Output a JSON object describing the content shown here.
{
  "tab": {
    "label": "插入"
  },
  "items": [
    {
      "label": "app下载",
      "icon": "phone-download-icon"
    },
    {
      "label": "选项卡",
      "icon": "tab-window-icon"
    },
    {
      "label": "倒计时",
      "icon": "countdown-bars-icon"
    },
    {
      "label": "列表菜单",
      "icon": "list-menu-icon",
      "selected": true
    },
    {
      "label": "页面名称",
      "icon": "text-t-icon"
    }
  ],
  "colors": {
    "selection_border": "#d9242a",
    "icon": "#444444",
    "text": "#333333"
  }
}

* The problem:
Extract all of the data above and output it character for character.

* Problem solution:
Output a JSON object describing the content shown here.
{
  "tab": {
    "label": "插入"
  },
  "items": [
    {
      "label": "app下载",
      "icon": "phone-download-icon"
    },
    {
      "label": "选项卡",
      "icon": "tab-window-icon"
    },
    {
      "label": "倒计时",
      "icon": "countdown-bars-icon"
    },
    {
      "label": "列表菜单",
      "icon": "list-menu-icon",
      "selected": true
    },
    {
      "label": "页面名称",
      "icon": "text-t-icon"
    }
  ],
  "colors": {
    "selection_border": "#d9242a",
    "icon": "#444444",
    "text": "#333333"
  }
}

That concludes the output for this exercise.